CHALLENGE —
Keep only the lines where "dưỡng" appears.

#####

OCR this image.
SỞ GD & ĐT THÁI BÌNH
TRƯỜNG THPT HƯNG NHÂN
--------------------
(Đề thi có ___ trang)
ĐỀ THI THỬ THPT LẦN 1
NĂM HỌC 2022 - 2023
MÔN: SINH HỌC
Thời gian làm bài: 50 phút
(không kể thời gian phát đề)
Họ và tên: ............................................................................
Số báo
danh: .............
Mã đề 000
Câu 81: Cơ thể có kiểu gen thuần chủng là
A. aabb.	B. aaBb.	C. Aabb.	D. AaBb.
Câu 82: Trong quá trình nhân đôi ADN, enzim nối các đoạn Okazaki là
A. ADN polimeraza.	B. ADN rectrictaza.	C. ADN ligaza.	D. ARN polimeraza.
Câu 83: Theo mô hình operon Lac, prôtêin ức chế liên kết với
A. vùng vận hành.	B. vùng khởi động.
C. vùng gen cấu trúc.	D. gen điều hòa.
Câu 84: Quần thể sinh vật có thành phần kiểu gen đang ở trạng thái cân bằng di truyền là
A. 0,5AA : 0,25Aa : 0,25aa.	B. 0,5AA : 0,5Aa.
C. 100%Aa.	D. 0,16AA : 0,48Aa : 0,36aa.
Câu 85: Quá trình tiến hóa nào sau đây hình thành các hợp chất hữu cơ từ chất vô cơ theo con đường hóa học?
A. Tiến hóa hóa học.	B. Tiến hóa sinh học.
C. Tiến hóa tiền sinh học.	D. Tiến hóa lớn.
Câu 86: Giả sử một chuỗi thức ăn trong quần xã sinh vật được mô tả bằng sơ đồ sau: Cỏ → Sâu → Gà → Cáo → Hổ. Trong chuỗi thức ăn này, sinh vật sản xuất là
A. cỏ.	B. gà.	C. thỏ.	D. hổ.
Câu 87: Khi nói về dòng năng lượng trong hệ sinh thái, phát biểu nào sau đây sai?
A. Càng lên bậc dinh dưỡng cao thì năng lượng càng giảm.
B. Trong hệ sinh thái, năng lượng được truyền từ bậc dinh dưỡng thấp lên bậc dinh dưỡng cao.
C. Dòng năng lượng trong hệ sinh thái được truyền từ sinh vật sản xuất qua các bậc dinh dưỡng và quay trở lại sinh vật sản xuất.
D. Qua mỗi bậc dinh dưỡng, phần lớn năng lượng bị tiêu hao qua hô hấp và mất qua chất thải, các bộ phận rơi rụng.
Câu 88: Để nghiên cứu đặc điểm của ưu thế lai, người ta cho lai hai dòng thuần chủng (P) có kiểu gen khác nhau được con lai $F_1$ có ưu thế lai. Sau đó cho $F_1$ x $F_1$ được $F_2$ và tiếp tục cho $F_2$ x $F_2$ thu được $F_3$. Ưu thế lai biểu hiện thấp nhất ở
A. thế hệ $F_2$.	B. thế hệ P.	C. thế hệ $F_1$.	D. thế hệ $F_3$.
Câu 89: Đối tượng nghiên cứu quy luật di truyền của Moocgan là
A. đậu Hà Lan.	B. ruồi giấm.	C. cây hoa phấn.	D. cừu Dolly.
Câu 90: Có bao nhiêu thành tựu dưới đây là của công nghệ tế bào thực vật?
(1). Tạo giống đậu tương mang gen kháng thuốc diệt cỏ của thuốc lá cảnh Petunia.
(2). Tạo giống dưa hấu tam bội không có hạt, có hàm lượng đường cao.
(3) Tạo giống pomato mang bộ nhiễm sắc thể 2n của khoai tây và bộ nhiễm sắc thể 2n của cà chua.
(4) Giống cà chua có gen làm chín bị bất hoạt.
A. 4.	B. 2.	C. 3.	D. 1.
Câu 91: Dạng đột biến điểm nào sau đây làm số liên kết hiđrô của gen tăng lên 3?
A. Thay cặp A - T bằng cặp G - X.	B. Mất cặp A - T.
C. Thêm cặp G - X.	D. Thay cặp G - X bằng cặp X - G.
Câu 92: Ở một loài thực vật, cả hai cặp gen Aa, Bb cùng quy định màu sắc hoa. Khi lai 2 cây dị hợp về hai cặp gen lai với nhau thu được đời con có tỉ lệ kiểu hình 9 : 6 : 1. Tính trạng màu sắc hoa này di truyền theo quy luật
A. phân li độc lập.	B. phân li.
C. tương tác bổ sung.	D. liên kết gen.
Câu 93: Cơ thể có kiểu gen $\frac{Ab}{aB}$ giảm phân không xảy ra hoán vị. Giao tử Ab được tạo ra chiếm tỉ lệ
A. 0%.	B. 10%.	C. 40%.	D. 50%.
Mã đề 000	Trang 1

#####

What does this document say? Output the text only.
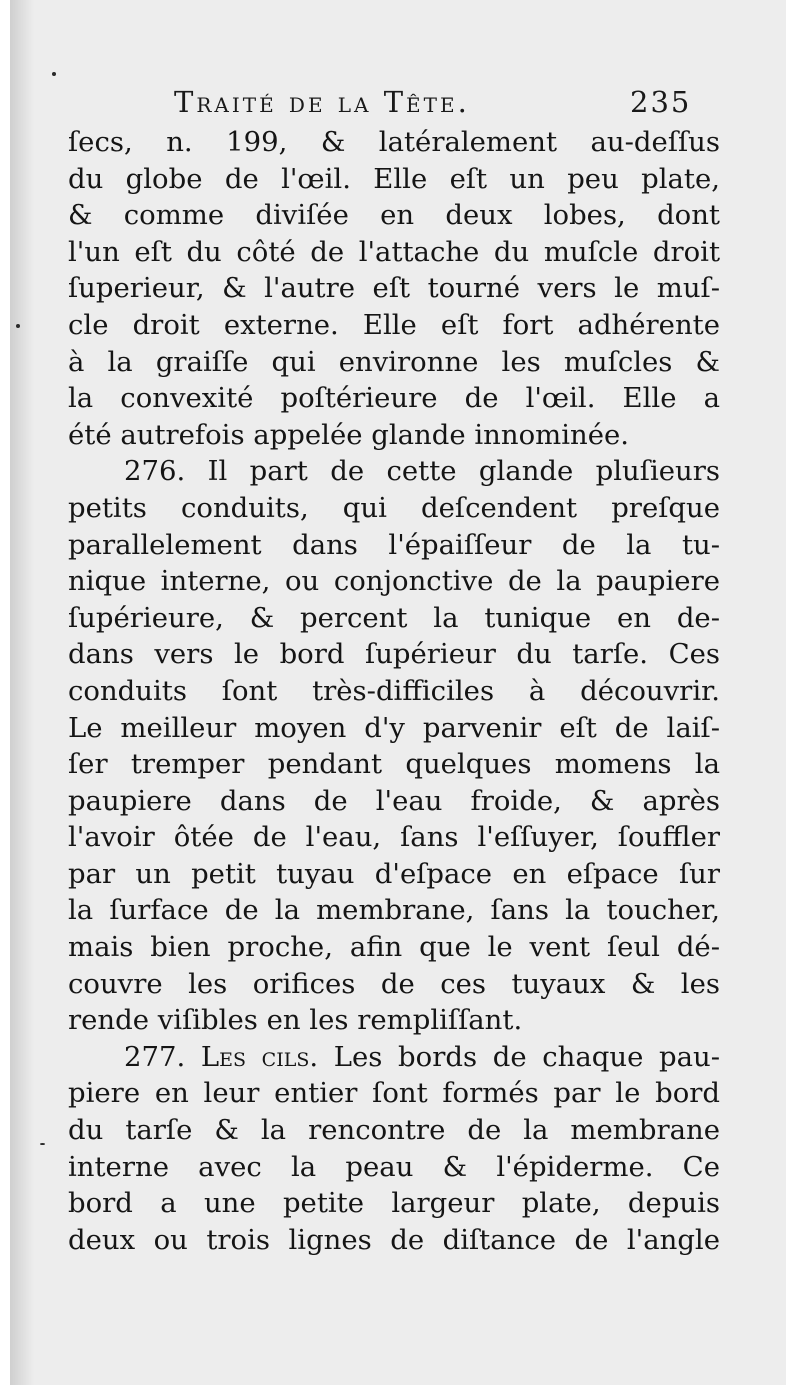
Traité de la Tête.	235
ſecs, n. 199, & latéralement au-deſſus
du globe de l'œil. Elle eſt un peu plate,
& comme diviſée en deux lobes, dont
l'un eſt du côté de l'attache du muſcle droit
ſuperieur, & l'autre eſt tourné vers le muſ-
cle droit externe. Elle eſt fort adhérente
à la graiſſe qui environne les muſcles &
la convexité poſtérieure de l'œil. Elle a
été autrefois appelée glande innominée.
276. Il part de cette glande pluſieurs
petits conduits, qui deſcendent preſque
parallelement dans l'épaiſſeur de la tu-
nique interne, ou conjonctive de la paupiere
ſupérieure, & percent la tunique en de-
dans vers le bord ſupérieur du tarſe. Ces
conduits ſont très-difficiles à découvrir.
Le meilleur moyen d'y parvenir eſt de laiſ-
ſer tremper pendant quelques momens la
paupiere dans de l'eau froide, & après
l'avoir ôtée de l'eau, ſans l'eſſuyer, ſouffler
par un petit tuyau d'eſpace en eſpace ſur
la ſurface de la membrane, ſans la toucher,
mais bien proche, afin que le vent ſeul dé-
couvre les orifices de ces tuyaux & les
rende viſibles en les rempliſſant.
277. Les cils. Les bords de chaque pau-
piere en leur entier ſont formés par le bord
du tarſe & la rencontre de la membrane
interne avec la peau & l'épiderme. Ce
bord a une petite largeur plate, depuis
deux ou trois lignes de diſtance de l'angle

#####

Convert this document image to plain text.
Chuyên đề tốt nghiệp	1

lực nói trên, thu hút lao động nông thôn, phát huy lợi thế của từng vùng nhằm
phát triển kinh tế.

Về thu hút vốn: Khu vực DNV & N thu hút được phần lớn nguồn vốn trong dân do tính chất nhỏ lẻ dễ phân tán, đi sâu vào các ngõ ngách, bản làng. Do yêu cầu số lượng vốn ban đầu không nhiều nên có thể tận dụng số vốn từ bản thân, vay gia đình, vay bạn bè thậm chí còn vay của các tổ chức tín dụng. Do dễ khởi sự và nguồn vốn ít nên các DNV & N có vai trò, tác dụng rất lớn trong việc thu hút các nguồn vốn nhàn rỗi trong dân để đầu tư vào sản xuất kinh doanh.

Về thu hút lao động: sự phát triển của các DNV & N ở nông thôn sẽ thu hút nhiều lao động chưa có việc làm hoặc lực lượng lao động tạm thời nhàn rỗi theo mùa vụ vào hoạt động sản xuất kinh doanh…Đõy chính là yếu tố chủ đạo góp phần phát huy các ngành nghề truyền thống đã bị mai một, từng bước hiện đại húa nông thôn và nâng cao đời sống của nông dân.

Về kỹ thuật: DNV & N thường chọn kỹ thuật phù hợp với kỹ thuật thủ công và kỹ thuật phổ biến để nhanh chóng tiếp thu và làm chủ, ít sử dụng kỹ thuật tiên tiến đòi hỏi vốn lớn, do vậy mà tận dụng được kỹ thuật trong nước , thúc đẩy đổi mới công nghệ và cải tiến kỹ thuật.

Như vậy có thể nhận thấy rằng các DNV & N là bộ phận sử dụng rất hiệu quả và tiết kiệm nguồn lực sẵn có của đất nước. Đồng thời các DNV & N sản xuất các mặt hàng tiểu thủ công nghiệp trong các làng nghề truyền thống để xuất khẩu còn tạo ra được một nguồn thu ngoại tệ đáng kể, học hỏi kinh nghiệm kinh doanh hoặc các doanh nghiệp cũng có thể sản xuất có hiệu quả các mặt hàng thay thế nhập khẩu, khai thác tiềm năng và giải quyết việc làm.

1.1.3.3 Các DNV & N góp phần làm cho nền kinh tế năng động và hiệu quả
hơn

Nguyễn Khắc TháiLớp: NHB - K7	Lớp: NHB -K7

#####

ANSWER TO THIS EXERCISE —
A. Càng lên bậc dinh dưỡng cao thì năng lượng càng giảm.
B. Trong hệ sinh thái, năng lượng được truyền từ bậc dinh dưỡng thấp lên bậc dinh dưỡng cao.
C. Dòng năng lượng trong hệ sinh thái được truyền từ sinh vật sản xuất qua các bậc dinh dưỡng và quay trở lại sinh vật sản xuất.
D. Qua mỗi bậc dinh dưỡng, phần lớn năng lượng bị tiêu hao qua hô hấp và mất qua chất thải, các bộ phận rơi rụng.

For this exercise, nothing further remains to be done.